Data records:
(begin)

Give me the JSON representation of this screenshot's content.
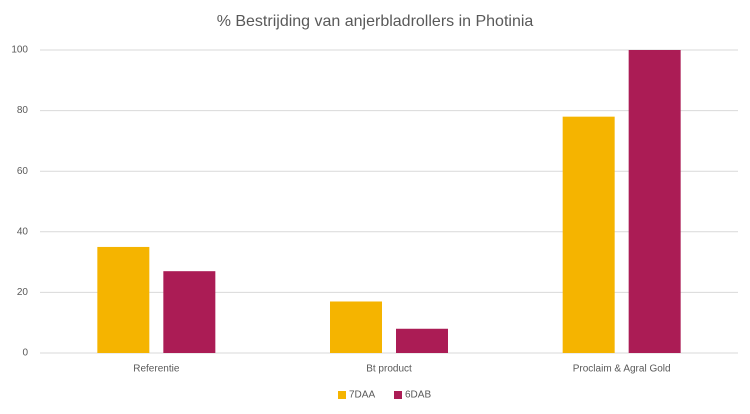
{
  "chart_data": {
    "type": "bar",
    "title": "% Bestrijding van anjerbladrollers in Photinia",
    "categories": [
      "Referentie",
      "Bt product",
      "Proclaim & Agral Gold"
    ],
    "series": [
      {
        "name": "7DAA",
        "color": "#f5b400",
        "values": [
          35,
          17,
          78
        ]
      },
      {
        "name": "6DAB",
        "color": "#ab1c55",
        "values": [
          27,
          8,
          100
        ]
      }
    ],
    "ylim": [
      0,
      100
    ],
    "yticks": [
      0,
      20,
      40,
      60,
      80,
      100
    ],
    "grid": true,
    "legend": "bottom"
  }
}
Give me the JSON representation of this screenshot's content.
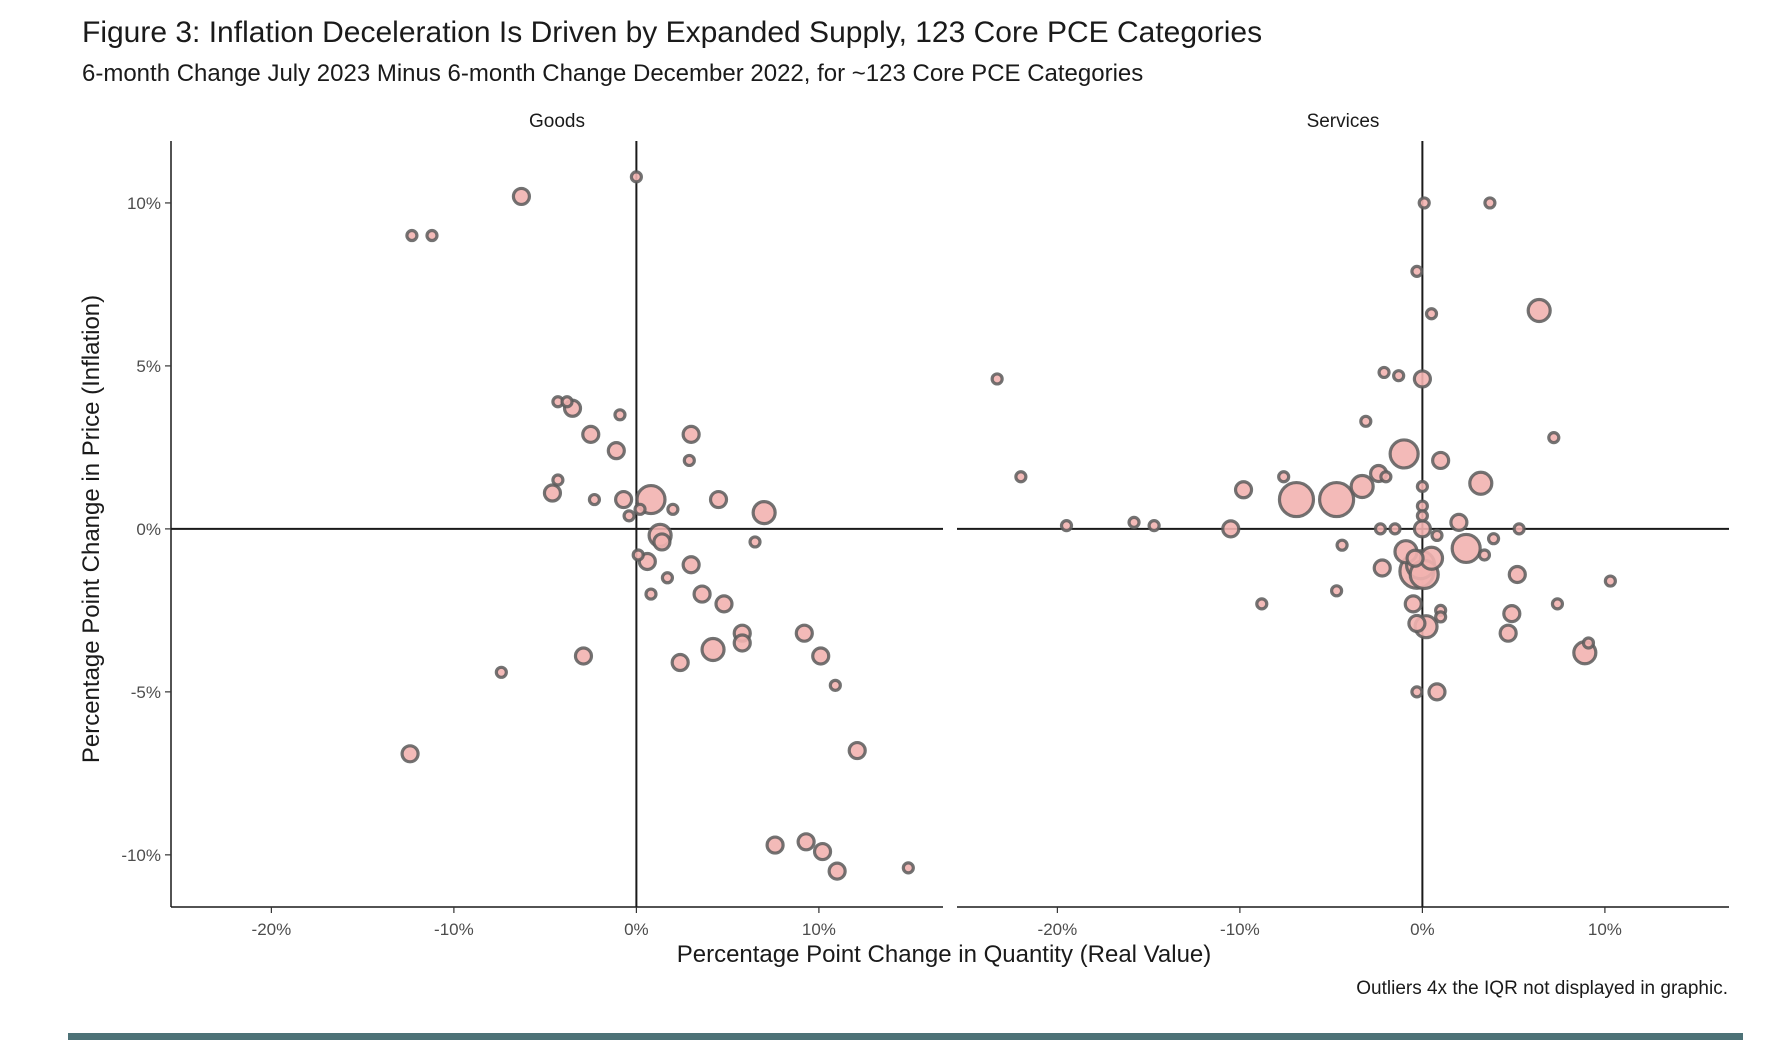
{
  "chart_data": {
    "type": "scatter",
    "title": "Figure 3: Inflation Deceleration Is Driven by Expanded Supply, 123 Core PCE Categories",
    "subtitle": "6-month Change July 2023 Minus 6-month Change December 2022, for ~123 Core PCE Categories",
    "xlabel": "Percentage Point Change in Quantity (Real Value)",
    "ylabel": "Percentage Point Change in Price (Inflation)",
    "caption": "Outliers 4x the IQR not displayed in graphic.",
    "xlim": [
      -25.5,
      16.8
    ],
    "ylim": [
      -11.6,
      11.9
    ],
    "x_ticks": [
      -20,
      -10,
      0,
      10
    ],
    "x_tick_labels": [
      "-20%",
      "-10%",
      "0%",
      "10%"
    ],
    "y_ticks": [
      10,
      5,
      0,
      -5,
      -10
    ],
    "y_tick_labels": [
      "10%",
      "5%",
      "0%",
      "-5%",
      "-10%"
    ],
    "grid": false,
    "marker_fill": "#f2b3b0",
    "marker_edge": "#5a5a5a",
    "panels": [
      {
        "name": "Goods",
        "points": [
          {
            "x": 0.0,
            "y": 10.8,
            "s": 1
          },
          {
            "x": -6.3,
            "y": 10.2,
            "s": 2
          },
          {
            "x": -12.3,
            "y": 9.0,
            "s": 1
          },
          {
            "x": -11.2,
            "y": 9.0,
            "s": 1
          },
          {
            "x": -4.3,
            "y": 3.9,
            "s": 1
          },
          {
            "x": -3.8,
            "y": 3.9,
            "s": 1
          },
          {
            "x": -3.5,
            "y": 3.7,
            "s": 2
          },
          {
            "x": -0.9,
            "y": 3.5,
            "s": 1
          },
          {
            "x": -2.5,
            "y": 2.9,
            "s": 2
          },
          {
            "x": 3.0,
            "y": 2.9,
            "s": 2
          },
          {
            "x": -1.1,
            "y": 2.4,
            "s": 2
          },
          {
            "x": 2.9,
            "y": 2.1,
            "s": 1
          },
          {
            "x": -4.3,
            "y": 1.5,
            "s": 1
          },
          {
            "x": -4.6,
            "y": 1.1,
            "s": 2
          },
          {
            "x": -2.3,
            "y": 0.9,
            "s": 1
          },
          {
            "x": -0.7,
            "y": 0.9,
            "s": 2
          },
          {
            "x": 0.8,
            "y": 0.9,
            "s": 4
          },
          {
            "x": 4.5,
            "y": 0.9,
            "s": 2
          },
          {
            "x": 0.2,
            "y": 0.6,
            "s": 1
          },
          {
            "x": 2.0,
            "y": 0.6,
            "s": 1
          },
          {
            "x": 7.0,
            "y": 0.5,
            "s": 3
          },
          {
            "x": -0.4,
            "y": 0.4,
            "s": 1
          },
          {
            "x": 1.3,
            "y": -0.2,
            "s": 3
          },
          {
            "x": 1.4,
            "y": -0.4,
            "s": 2
          },
          {
            "x": 6.5,
            "y": -0.4,
            "s": 1
          },
          {
            "x": 0.1,
            "y": -0.8,
            "s": 1
          },
          {
            "x": 0.6,
            "y": -1.0,
            "s": 2
          },
          {
            "x": 3.0,
            "y": -1.1,
            "s": 2
          },
          {
            "x": 1.7,
            "y": -1.5,
            "s": 1
          },
          {
            "x": 0.8,
            "y": -2.0,
            "s": 1
          },
          {
            "x": 3.6,
            "y": -2.0,
            "s": 2
          },
          {
            "x": 4.8,
            "y": -2.3,
            "s": 2
          },
          {
            "x": 5.8,
            "y": -3.2,
            "s": 2
          },
          {
            "x": 5.8,
            "y": -3.5,
            "s": 2
          },
          {
            "x": 9.2,
            "y": -3.2,
            "s": 2
          },
          {
            "x": 4.2,
            "y": -3.7,
            "s": 3
          },
          {
            "x": -2.9,
            "y": -3.9,
            "s": 2
          },
          {
            "x": 2.4,
            "y": -4.1,
            "s": 2
          },
          {
            "x": 10.1,
            "y": -3.9,
            "s": 2
          },
          {
            "x": -7.4,
            "y": -4.4,
            "s": 1
          },
          {
            "x": 10.9,
            "y": -4.8,
            "s": 1
          },
          {
            "x": -12.4,
            "y": -6.9,
            "s": 2
          },
          {
            "x": 12.1,
            "y": -6.8,
            "s": 2
          },
          {
            "x": 7.6,
            "y": -9.7,
            "s": 2
          },
          {
            "x": 9.3,
            "y": -9.6,
            "s": 2
          },
          {
            "x": 10.2,
            "y": -9.9,
            "s": 2
          },
          {
            "x": 11.0,
            "y": -10.5,
            "s": 2
          },
          {
            "x": 14.9,
            "y": -10.4,
            "s": 1
          }
        ]
      },
      {
        "name": "Services",
        "points": [
          {
            "x": 0.1,
            "y": 10.0,
            "s": 1
          },
          {
            "x": 3.7,
            "y": 10.0,
            "s": 1
          },
          {
            "x": -0.3,
            "y": 7.9,
            "s": 1
          },
          {
            "x": 0.5,
            "y": 6.6,
            "s": 1
          },
          {
            "x": 6.4,
            "y": 6.7,
            "s": 3
          },
          {
            "x": -2.1,
            "y": 4.8,
            "s": 1
          },
          {
            "x": -1.3,
            "y": 4.7,
            "s": 1
          },
          {
            "x": 0.0,
            "y": 4.6,
            "s": 2
          },
          {
            "x": -23.3,
            "y": 4.6,
            "s": 1
          },
          {
            "x": -3.1,
            "y": 3.3,
            "s": 1
          },
          {
            "x": 7.2,
            "y": 2.8,
            "s": 1
          },
          {
            "x": -1.0,
            "y": 2.3,
            "s": 4
          },
          {
            "x": 1.0,
            "y": 2.1,
            "s": 2
          },
          {
            "x": -2.4,
            "y": 1.7,
            "s": 2
          },
          {
            "x": -2.0,
            "y": 1.6,
            "s": 1
          },
          {
            "x": -22.0,
            "y": 1.6,
            "s": 1
          },
          {
            "x": -7.6,
            "y": 1.6,
            "s": 1
          },
          {
            "x": -3.3,
            "y": 1.3,
            "s": 3
          },
          {
            "x": -9.8,
            "y": 1.2,
            "s": 2
          },
          {
            "x": 0.0,
            "y": 1.3,
            "s": 1
          },
          {
            "x": 3.2,
            "y": 1.4,
            "s": 3
          },
          {
            "x": -6.9,
            "y": 0.9,
            "s": 5
          },
          {
            "x": -4.7,
            "y": 0.9,
            "s": 5
          },
          {
            "x": 0.0,
            "y": 0.7,
            "s": 1
          },
          {
            "x": 0.0,
            "y": 0.4,
            "s": 1
          },
          {
            "x": -19.5,
            "y": 0.1,
            "s": 1
          },
          {
            "x": -15.8,
            "y": 0.2,
            "s": 1
          },
          {
            "x": -14.7,
            "y": 0.1,
            "s": 1
          },
          {
            "x": -10.5,
            "y": 0.0,
            "s": 2
          },
          {
            "x": 2.0,
            "y": 0.2,
            "s": 2
          },
          {
            "x": -2.3,
            "y": 0.0,
            "s": 1
          },
          {
            "x": -1.5,
            "y": 0.0,
            "s": 1
          },
          {
            "x": 0.0,
            "y": 0.0,
            "s": 2
          },
          {
            "x": 5.3,
            "y": 0.0,
            "s": 1
          },
          {
            "x": 0.8,
            "y": -0.2,
            "s": 1
          },
          {
            "x": 3.9,
            "y": -0.3,
            "s": 1
          },
          {
            "x": -4.4,
            "y": -0.5,
            "s": 1
          },
          {
            "x": -0.9,
            "y": -0.7,
            "s": 3
          },
          {
            "x": 2.4,
            "y": -0.6,
            "s": 4
          },
          {
            "x": 3.4,
            "y": -0.8,
            "s": 1
          },
          {
            "x": -0.4,
            "y": -0.9,
            "s": 2
          },
          {
            "x": 0.5,
            "y": -0.9,
            "s": 3
          },
          {
            "x": -0.1,
            "y": -1.1,
            "s": 4
          },
          {
            "x": -2.2,
            "y": -1.2,
            "s": 2
          },
          {
            "x": -0.3,
            "y": -1.3,
            "s": 5
          },
          {
            "x": 0.1,
            "y": -1.4,
            "s": 4
          },
          {
            "x": 5.2,
            "y": -1.4,
            "s": 2
          },
          {
            "x": 10.3,
            "y": -1.6,
            "s": 1
          },
          {
            "x": -4.7,
            "y": -1.9,
            "s": 1
          },
          {
            "x": -0.5,
            "y": -2.3,
            "s": 2
          },
          {
            "x": -8.8,
            "y": -2.3,
            "s": 1
          },
          {
            "x": 7.4,
            "y": -2.3,
            "s": 1
          },
          {
            "x": 1.0,
            "y": -2.5,
            "s": 1
          },
          {
            "x": 1.0,
            "y": -2.7,
            "s": 1
          },
          {
            "x": 4.9,
            "y": -2.6,
            "s": 2
          },
          {
            "x": -0.3,
            "y": -2.9,
            "s": 2
          },
          {
            "x": 0.2,
            "y": -3.0,
            "s": 3
          },
          {
            "x": 4.7,
            "y": -3.2,
            "s": 2
          },
          {
            "x": 9.1,
            "y": -3.5,
            "s": 1
          },
          {
            "x": 8.9,
            "y": -3.8,
            "s": 3
          },
          {
            "x": -0.3,
            "y": -5.0,
            "s": 1
          },
          {
            "x": 0.8,
            "y": -5.0,
            "s": 2
          }
        ]
      }
    ]
  }
}
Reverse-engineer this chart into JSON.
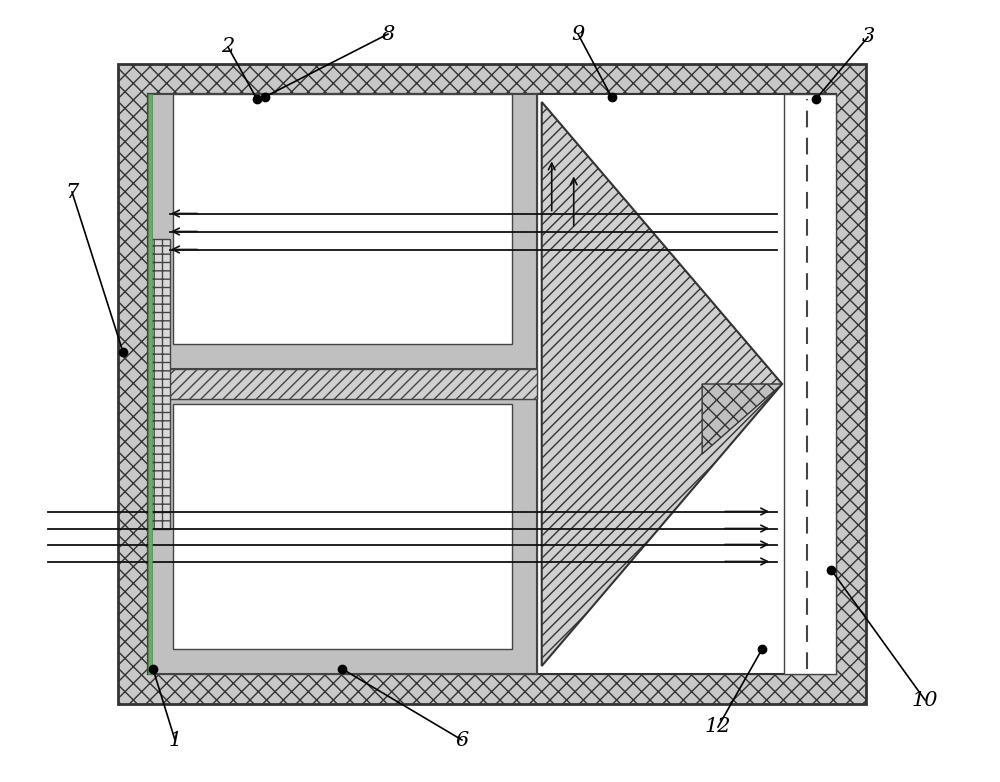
{
  "fig_width": 10.0,
  "fig_height": 7.82,
  "dpi": 100,
  "bg_color": "#ffffff",
  "lc_outer": "#444444",
  "lc_inner": "#555555",
  "fc_cross": "#c8c8c8",
  "fc_speckle": "#c0c0c0",
  "fc_diag": "#d0d0d0",
  "fc_white": "#ffffff",
  "fc_green_line": "#6a9a6a"
}
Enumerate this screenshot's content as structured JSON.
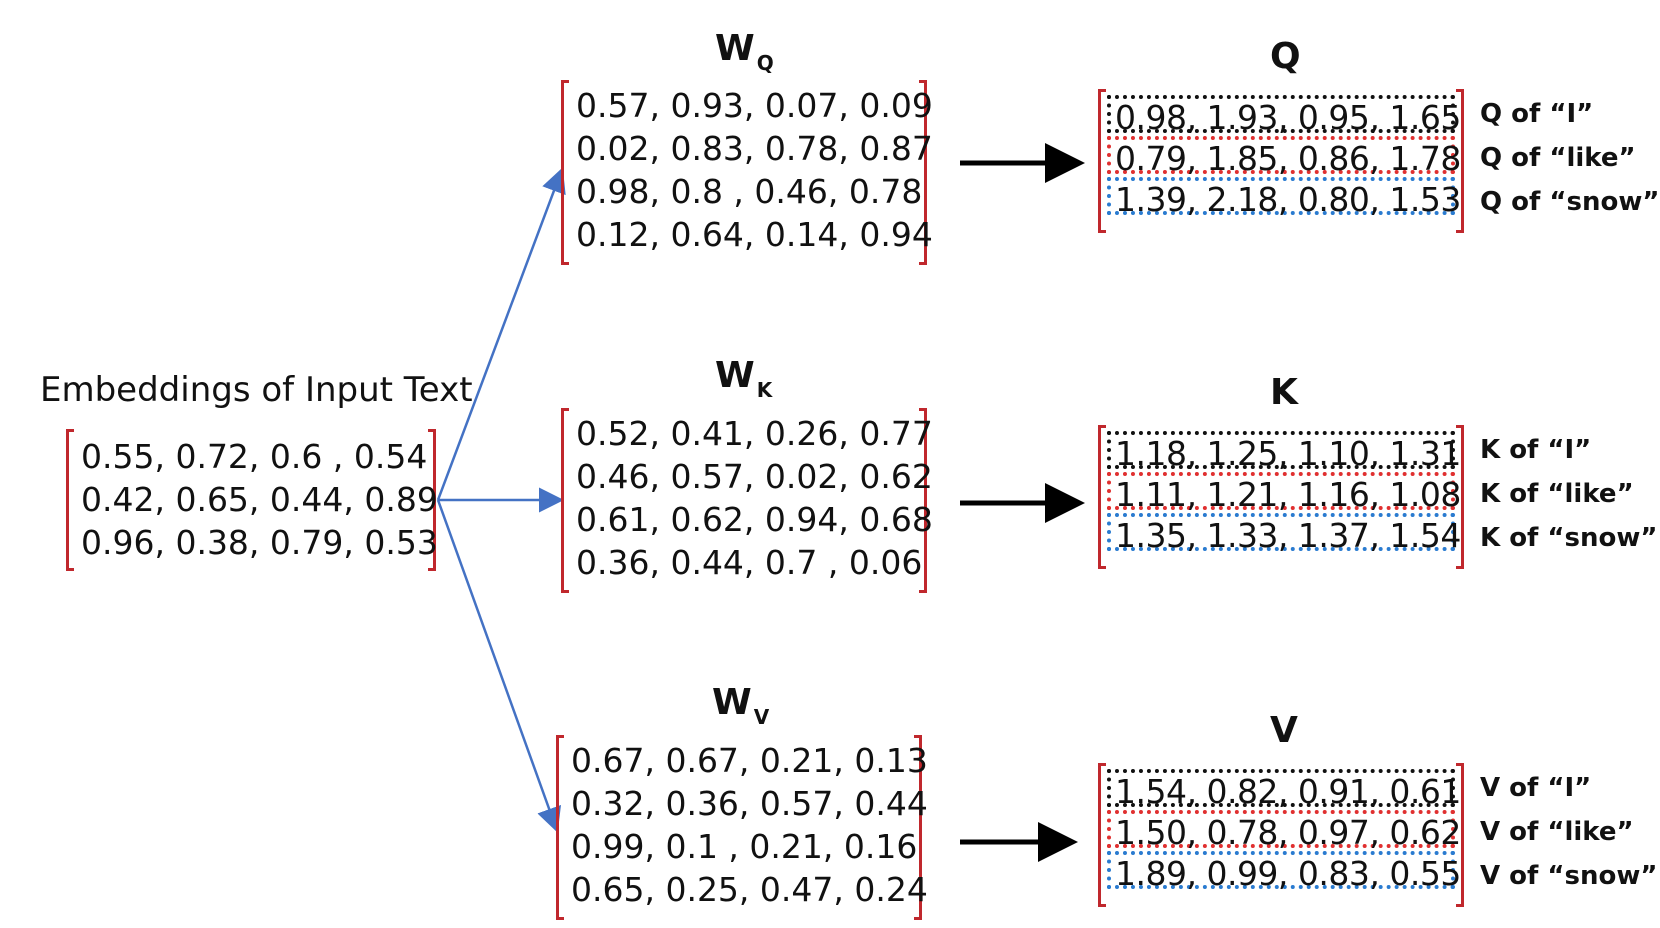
{
  "input": {
    "label": "Embeddings of Input Text",
    "rows": [
      "0.55, 0.72, 0.6 , 0.54",
      "0.42, 0.65, 0.44, 0.89",
      "0.96, 0.38, 0.79, 0.53"
    ]
  },
  "weights": [
    {
      "letter": "W",
      "sub": "Q",
      "rows": [
        "0.57, 0.93, 0.07, 0.09",
        "0.02, 0.83, 0.78, 0.87",
        "0.98, 0.8 , 0.46, 0.78",
        "0.12, 0.64, 0.14, 0.94"
      ]
    },
    {
      "letter": "W",
      "sub": "K",
      "rows": [
        "0.52, 0.41, 0.26, 0.77",
        "0.46, 0.57, 0.02, 0.62",
        "0.61, 0.62, 0.94, 0.68",
        "0.36, 0.44, 0.7 , 0.06"
      ]
    },
    {
      "letter": "W",
      "sub": "V",
      "rows": [
        "0.67, 0.67, 0.21, 0.13",
        "0.32, 0.36, 0.57, 0.44",
        "0.99, 0.1 , 0.21, 0.16",
        "0.65, 0.25, 0.47, 0.24"
      ]
    }
  ],
  "outputs": [
    {
      "title": "Q",
      "rows": [
        "0.98, 1.93, 0.95, 1.65",
        "0.79, 1.85, 0.86, 1.78",
        "1.39, 2.18, 0.80, 1.53"
      ],
      "row_labels": [
        "Q of “I”",
        "Q of “like”",
        "Q of “snow”"
      ]
    },
    {
      "title": "K",
      "rows": [
        "1.18, 1.25, 1.10, 1.31",
        "1.11, 1.21, 1.16, 1.08",
        "1.35, 1.33, 1.37, 1.54"
      ],
      "row_labels": [
        "K of “I”",
        "K of “like”",
        "K of “snow”"
      ]
    },
    {
      "title": "V",
      "rows": [
        "1.54, 0.82, 0.91, 0.61",
        "1.50, 0.78, 0.97, 0.62",
        "1.89, 0.99, 0.83, 0.55"
      ],
      "row_labels": [
        "V of “I”",
        "V of “like”",
        "V of “snow”"
      ]
    }
  ],
  "colors": {
    "bracket": "#c0282d",
    "arrow_blue": "#4472c4",
    "arrow_black": "#000000",
    "token_1": "#111111",
    "token_2": "#e03030",
    "token_3": "#2a7bd0"
  }
}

(end)

### AIM OF THE TASK
In the entries above, find each line with the word "name" and copy it.

### WRITTEN REPLY
        "name": "7DAA",
        "name": "6DAB",
        "name": "Goods",
        "name": "Services",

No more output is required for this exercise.